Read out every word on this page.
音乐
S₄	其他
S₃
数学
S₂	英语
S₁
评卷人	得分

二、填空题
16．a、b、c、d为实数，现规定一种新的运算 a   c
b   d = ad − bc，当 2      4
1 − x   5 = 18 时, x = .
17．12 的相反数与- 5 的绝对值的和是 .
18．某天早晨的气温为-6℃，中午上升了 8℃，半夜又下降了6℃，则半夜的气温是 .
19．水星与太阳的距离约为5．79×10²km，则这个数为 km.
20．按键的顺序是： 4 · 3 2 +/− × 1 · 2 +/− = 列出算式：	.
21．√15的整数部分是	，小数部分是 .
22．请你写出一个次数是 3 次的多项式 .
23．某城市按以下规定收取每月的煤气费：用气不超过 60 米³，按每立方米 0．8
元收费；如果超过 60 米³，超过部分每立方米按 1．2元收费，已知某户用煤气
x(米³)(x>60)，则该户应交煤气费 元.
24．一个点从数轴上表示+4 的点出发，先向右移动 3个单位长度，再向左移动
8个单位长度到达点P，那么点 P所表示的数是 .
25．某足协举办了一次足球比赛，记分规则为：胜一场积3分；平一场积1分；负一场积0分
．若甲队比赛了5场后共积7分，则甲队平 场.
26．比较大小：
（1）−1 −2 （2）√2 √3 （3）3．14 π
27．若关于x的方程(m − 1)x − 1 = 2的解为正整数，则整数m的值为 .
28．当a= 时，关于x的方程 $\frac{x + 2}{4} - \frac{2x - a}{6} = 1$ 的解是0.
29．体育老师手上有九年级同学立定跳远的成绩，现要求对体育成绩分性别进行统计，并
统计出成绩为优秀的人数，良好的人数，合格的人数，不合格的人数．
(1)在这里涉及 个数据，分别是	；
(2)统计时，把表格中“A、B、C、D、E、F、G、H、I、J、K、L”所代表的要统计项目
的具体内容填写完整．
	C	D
==
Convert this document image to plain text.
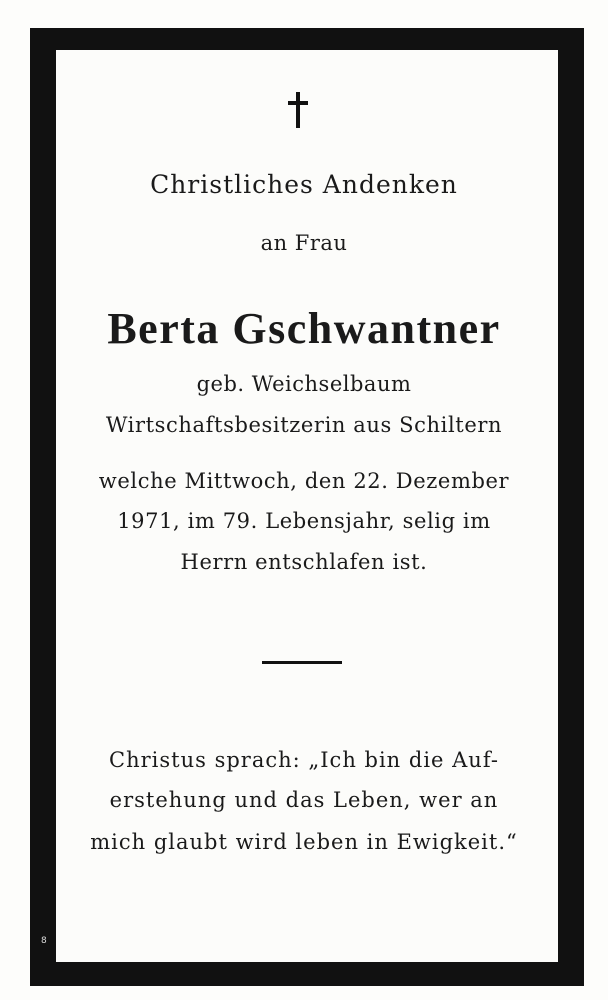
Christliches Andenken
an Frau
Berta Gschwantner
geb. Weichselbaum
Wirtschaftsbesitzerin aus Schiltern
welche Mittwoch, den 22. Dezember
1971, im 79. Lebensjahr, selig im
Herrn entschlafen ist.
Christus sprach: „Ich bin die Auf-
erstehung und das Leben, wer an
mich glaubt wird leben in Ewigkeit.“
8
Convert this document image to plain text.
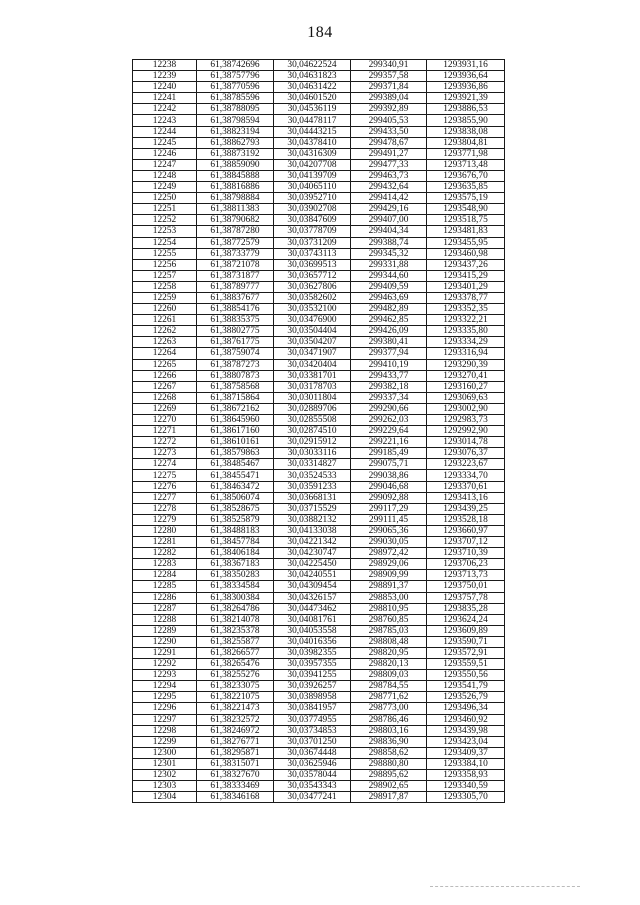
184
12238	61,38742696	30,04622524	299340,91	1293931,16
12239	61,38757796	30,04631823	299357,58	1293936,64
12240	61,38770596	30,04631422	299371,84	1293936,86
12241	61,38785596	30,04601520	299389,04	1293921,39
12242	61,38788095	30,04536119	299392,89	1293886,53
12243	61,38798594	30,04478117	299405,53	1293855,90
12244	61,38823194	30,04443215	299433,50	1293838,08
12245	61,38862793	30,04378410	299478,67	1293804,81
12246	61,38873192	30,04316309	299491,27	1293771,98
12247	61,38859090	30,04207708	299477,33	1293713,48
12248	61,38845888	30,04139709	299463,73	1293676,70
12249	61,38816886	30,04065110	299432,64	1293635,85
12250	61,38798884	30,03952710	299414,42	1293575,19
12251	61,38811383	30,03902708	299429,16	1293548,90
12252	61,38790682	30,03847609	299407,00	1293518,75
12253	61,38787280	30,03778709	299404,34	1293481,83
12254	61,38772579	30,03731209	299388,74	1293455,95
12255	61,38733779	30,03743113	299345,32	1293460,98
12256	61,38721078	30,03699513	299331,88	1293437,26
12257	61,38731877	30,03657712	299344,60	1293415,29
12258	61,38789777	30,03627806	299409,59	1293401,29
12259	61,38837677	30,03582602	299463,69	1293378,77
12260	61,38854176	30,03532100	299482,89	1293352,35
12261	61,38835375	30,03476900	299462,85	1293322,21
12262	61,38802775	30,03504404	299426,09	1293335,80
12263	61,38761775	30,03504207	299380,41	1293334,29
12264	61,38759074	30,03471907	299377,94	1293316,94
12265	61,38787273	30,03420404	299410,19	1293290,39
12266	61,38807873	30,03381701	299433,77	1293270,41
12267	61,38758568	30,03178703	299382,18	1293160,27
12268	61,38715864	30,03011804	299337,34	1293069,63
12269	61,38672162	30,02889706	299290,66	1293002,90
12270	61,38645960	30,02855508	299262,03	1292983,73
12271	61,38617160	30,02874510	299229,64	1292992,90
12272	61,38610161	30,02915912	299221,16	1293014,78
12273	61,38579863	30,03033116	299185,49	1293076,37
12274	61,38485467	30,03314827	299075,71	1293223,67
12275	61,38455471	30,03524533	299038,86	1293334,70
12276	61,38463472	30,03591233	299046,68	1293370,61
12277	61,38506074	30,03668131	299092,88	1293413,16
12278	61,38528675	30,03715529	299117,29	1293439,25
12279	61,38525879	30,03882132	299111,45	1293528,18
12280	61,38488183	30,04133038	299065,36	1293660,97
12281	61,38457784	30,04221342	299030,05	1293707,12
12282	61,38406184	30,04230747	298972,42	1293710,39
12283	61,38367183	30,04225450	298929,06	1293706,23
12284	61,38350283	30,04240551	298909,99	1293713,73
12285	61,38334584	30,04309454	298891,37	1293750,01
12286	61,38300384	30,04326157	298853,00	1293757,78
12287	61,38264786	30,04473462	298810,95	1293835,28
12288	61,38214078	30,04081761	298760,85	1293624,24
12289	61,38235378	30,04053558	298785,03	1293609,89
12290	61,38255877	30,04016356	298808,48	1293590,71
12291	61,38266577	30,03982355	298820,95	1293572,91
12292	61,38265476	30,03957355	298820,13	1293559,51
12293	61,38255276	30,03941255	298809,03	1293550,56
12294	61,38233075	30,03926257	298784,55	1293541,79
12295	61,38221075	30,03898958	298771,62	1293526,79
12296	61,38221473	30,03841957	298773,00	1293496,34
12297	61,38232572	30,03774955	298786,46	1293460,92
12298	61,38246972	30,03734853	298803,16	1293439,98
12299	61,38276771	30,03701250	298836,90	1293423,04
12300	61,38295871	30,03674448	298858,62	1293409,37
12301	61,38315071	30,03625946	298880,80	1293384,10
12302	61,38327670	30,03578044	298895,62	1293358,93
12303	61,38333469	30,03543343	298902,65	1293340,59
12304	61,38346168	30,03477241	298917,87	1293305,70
---
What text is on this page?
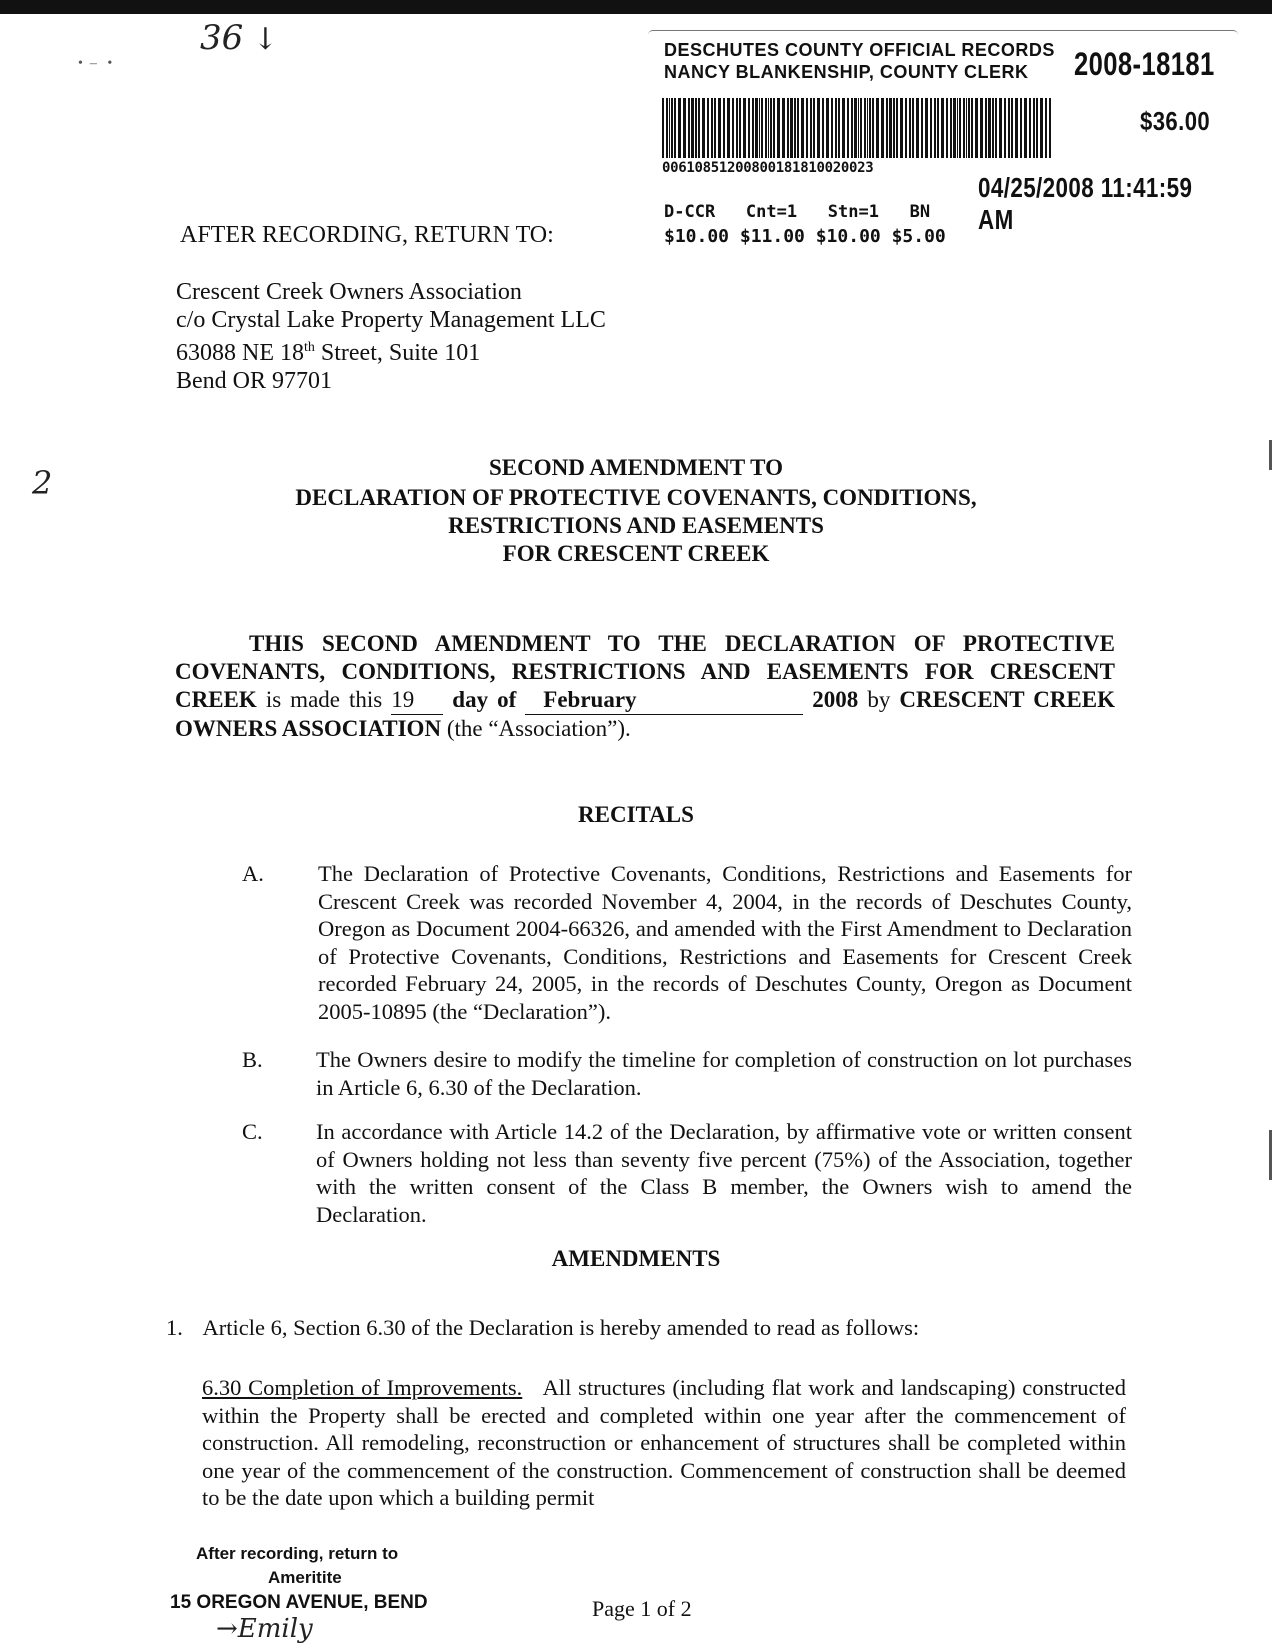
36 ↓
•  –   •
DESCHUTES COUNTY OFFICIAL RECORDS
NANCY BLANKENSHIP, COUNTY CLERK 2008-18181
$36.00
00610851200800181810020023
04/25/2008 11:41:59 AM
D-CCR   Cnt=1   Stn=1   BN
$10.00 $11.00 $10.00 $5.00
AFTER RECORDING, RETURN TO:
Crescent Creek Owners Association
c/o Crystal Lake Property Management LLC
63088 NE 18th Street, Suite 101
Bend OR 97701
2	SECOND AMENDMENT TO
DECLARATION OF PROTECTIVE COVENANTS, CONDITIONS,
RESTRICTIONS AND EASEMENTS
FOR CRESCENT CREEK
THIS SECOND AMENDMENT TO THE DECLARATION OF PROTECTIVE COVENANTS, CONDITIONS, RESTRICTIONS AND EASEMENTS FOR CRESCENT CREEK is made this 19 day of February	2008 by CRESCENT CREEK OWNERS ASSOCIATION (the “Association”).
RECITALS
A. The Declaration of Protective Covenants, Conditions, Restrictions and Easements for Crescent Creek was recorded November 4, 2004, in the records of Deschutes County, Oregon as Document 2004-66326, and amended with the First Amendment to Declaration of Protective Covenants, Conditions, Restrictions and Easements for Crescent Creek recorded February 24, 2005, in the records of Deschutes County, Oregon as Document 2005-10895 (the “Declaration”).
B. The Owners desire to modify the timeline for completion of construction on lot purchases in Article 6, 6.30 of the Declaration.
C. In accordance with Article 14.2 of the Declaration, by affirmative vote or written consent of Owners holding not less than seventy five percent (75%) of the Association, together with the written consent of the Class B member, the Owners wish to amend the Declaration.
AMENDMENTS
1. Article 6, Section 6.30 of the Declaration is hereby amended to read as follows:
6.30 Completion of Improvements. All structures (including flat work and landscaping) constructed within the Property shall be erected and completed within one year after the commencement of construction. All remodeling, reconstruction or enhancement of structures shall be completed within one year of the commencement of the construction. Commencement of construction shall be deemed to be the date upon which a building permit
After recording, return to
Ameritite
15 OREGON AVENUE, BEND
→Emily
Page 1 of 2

**Set task:** Pull out every line of the records that includes the string "Property".

**Solution:**
c/o Crystal Lake Property Management LLC
6.30 Completion of Improvements. All structures (including flat work and landscaping) constructed within the Property shall be erected and completed within one year after the commencement of construction. All remodeling, reconstruction or enhancement of structures shall be completed within one year of the commencement of the construction. Commencement of construction shall be deemed to be the date upon which a building permit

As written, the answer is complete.